Dataset records
.....
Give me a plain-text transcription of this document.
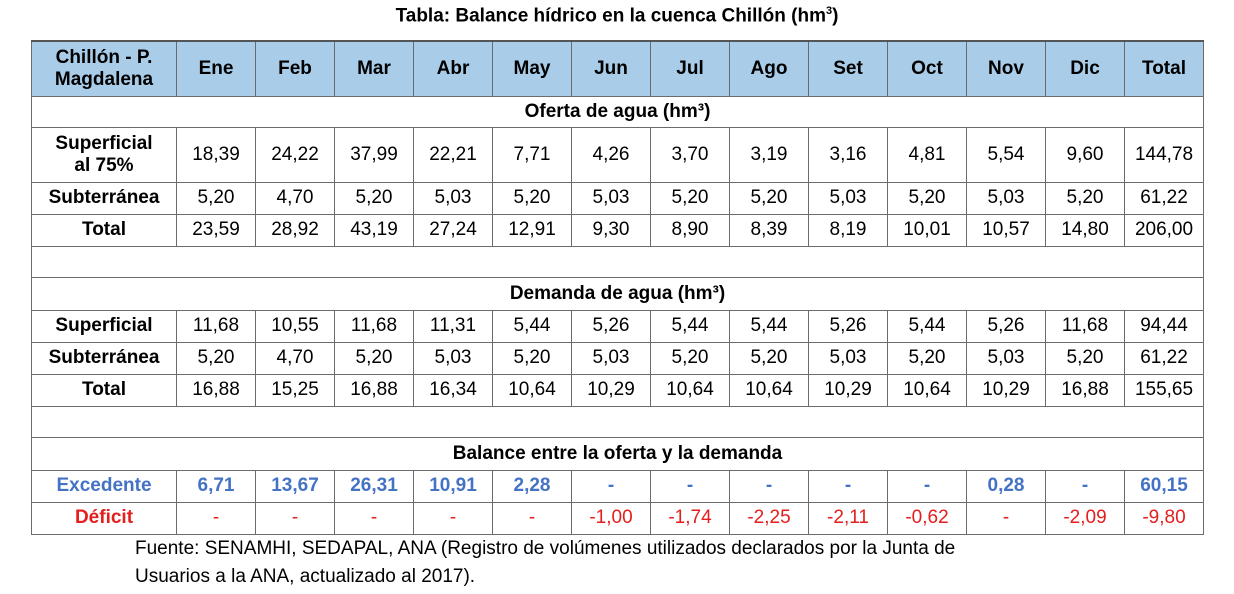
Tabla: Balance hídrico en la cuenca Chillón $(hm^3)$
Chillón - P.
Magdalena	Ene	Feb	Mar	Abr	May	Jun	Jul	Ago	Set	Oct	Nov	Dic	Total
Oferta de agua (hm³)													
Superficial
al 75%	18,39	24,22	37,99	22,21	7,71	4,26	3,70	3,19	3,16	4,81	5,54	9,60	144,78
Subterránea	5,20	4,70	5,20	5,03	5,20	5,03	5,20	5,20	5,03	5,20	5,03	5,20	61,22
Total	23,59	28,92	43,19	27,24	12,91	9,30	8,90	8,39	8,19	10,01	10,57	14,80	206,00

Demanda de agua (hm³)													
Superficial	11,68	10,55	11,68	11,31	5,44	5,26	5,44	5,44	5,26	5,44	5,26	11,68	94,44
Subterránea	5,20	4,70	5,20	5,03	5,20	5,03	5,20	5,20	5,03	5,20	5,03	5,20	61,22
Total	16,88	15,25	16,88	16,34	10,64	10,29	10,64	10,64	10,29	10,64	10,29	16,88	155,65

Balance entre la oferta y la demanda													
Excedente	6,71	13,67	26,31	10,91	2,28	-	-	-	-	-	0,28	-	60,15
Déficit	-	-	-	-	-	-1,00	-1,74	-2,25	-2,11	-0,62	-	-2,09	-9,80
Fuente: SENAMHI, SEDAPAL, ANA (Registro de volúmenes utilizados declarados por la Junta de
Usuarios a la ANA, actualizado al 2017).
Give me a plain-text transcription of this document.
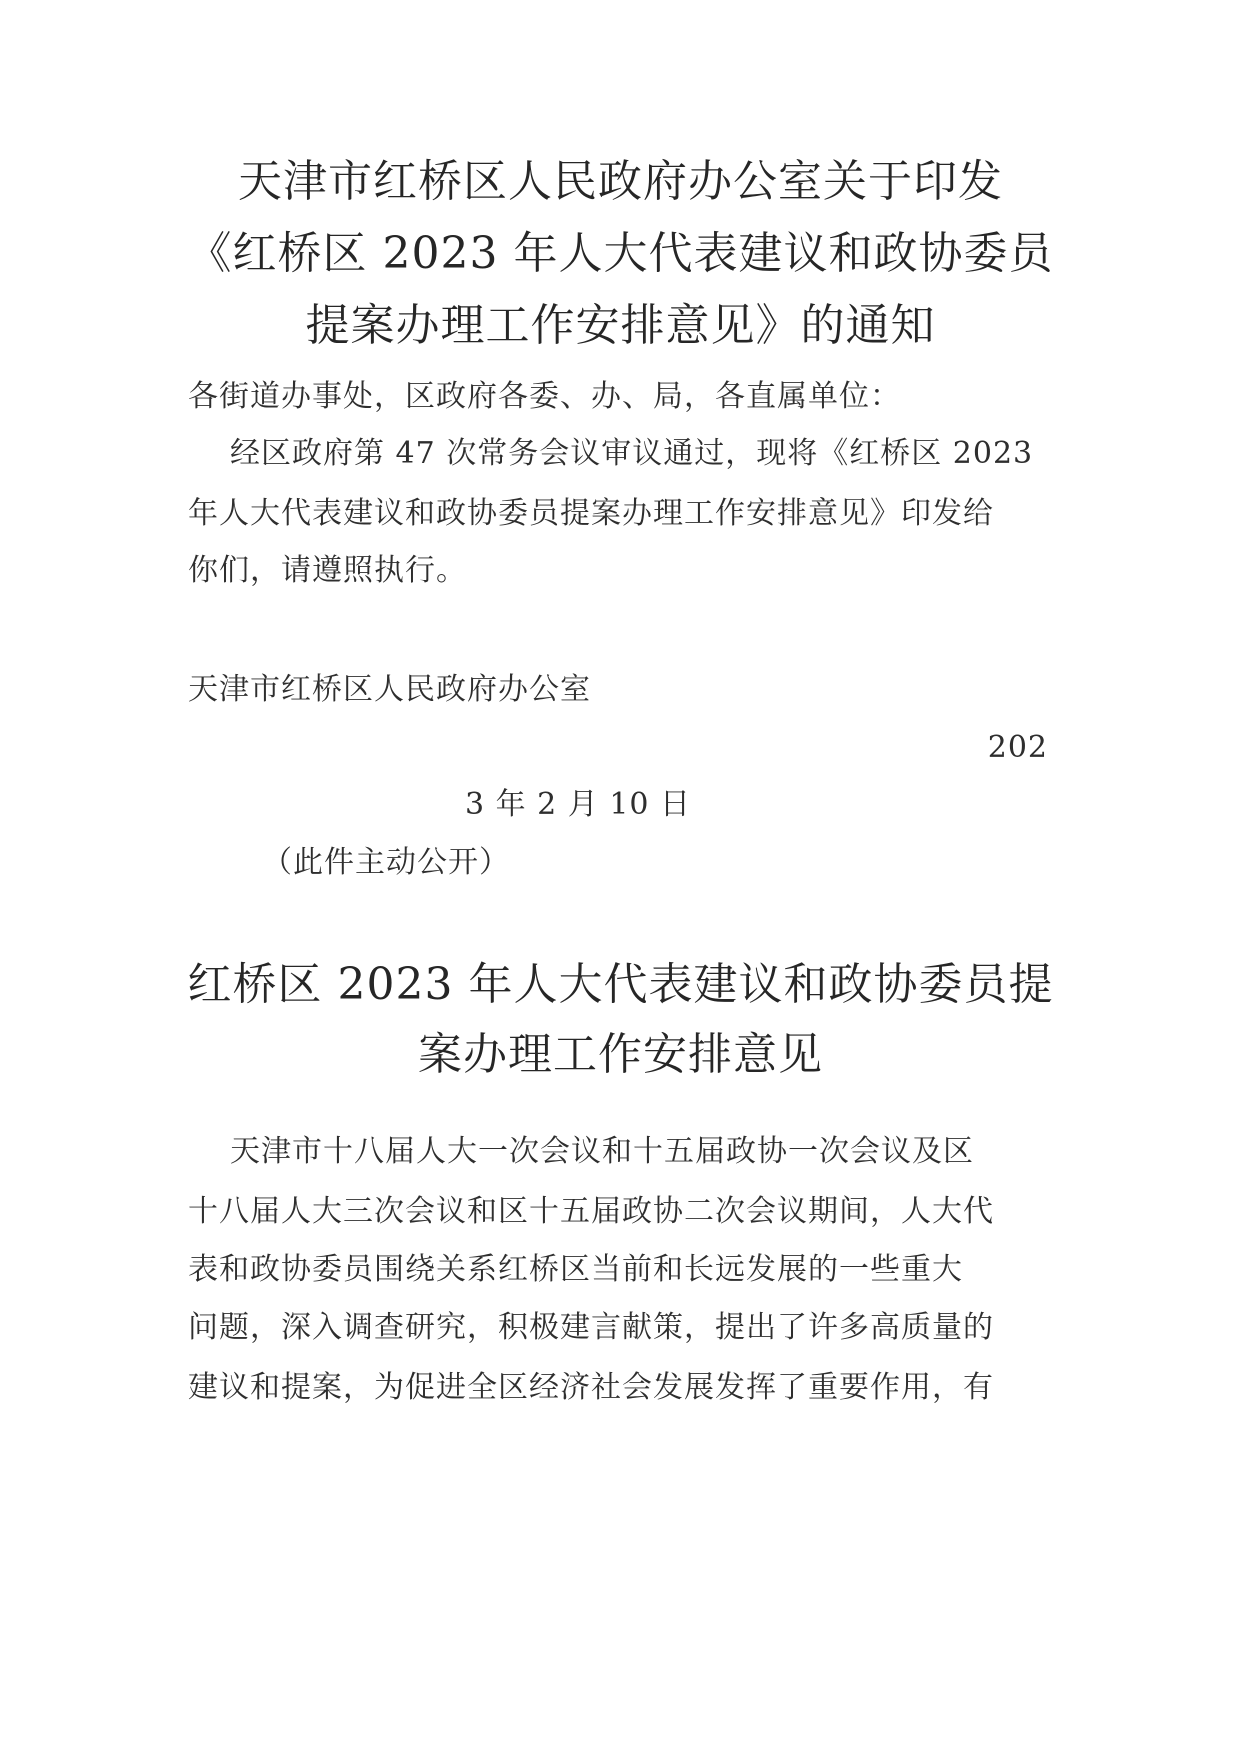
天津市红桥区人民政府办公室关于印发
《红桥区 2023 年人大代表建议和政协委员
提案办理工作安排意见》的通知
各街道办事处，区政府各委、办、局，各直属单位：
经区政府第 47 次常务会议审议通过，现将《红桥区 2023
年人大代表建议和政协委员提案办理工作安排意见》印发给
你们，请遵照执行。
天津市红桥区人民政府办公室
202
3 年 2 月 10 日
（此件主动公开）
红桥区 2023 年人大代表建议和政协委员提
案办理工作安排意见
天津市十八届人大一次会议和十五届政协一次会议及区
十八届人大三次会议和区十五届政协二次会议期间，人大代
表和政协委员围绕关系红桥区当前和长远发展的一些重大
问题，深入调查研究，积极建言献策，提出了许多高质量的
建议和提案，为促进全区经济社会发展发挥了重要作用，有
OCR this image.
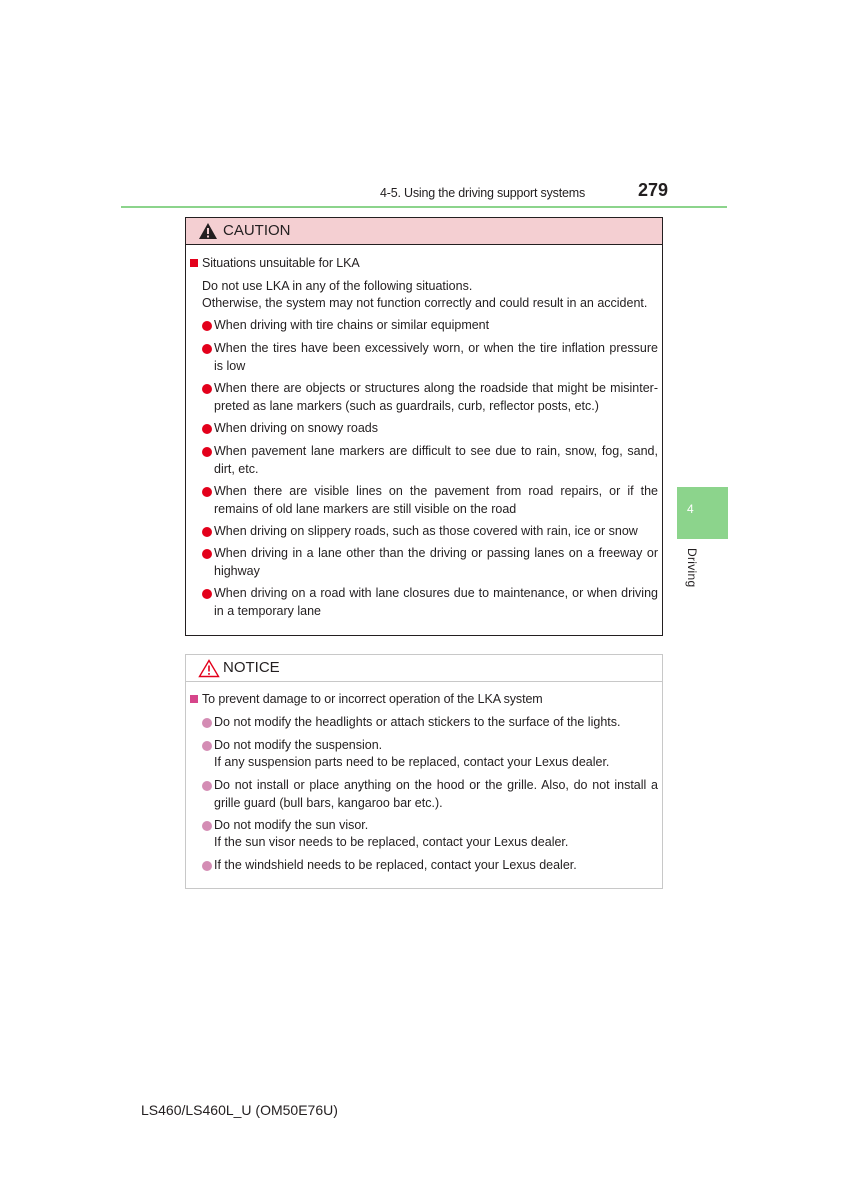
4-5. Using the driving support systems	279
4
Driving
CAUTION
Situations unsuitable for LKA
Do not use LKA in any of the following situations.
Otherwise, the system may not function correctly and could result in an accident.
When driving with tire chains or similar equipment
When the tires have been excessively worn, or when the tire inflation pressure is low
When there are objects or structures along the roadside that might be misinter-preted as lane markers (such as guardrails, curb, reflector posts, etc.)
When driving on snowy roads
When pavement lane markers are difficult to see due to rain, snow, fog, sand, dirt, etc.
When there are visible lines on the pavement from road repairs, or if the remains of old lane markers are still visible on the road
When driving on slippery roads, such as those covered with rain, ice or snow
When driving in a lane other than the driving or passing lanes on a freeway or highway
When driving on a road with lane closures due to maintenance, or when driving in a temporary lane
NOTICE
To prevent damage to or incorrect operation of the LKA system
Do not modify the headlights or attach stickers to the surface of the lights.
Do not modify the suspension.
If any suspension parts need to be replaced, contact your Lexus dealer.
Do not install or place anything on the hood or the grille. Also, do not install a grille guard (bull bars, kangaroo bar etc.).
Do not modify the sun visor.
If the sun visor needs to be replaced, contact your Lexus dealer.
If the windshield needs to be replaced, contact your Lexus dealer.
LS460/LS460L_U (OM50E76U)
.....
§ **GOAL**
Within the listing above, copy each line that has the string "Total".

§ **FINISHED TASK**
Magdalena	Ene	Feb	Mar	Abr	May	Jun	Jul	Ago	Set	Oct	Nov	Dic	Total
Total	23,59	28,92	43,19	27,24	12,91	9,30	8,90	8,39	8,19	10,01	10,57	14,80	206,00
Total	16,88	15,25	16,88	16,34	10,64	10,29	10,64	10,64	10,29	10,64	10,29	16,88	155,65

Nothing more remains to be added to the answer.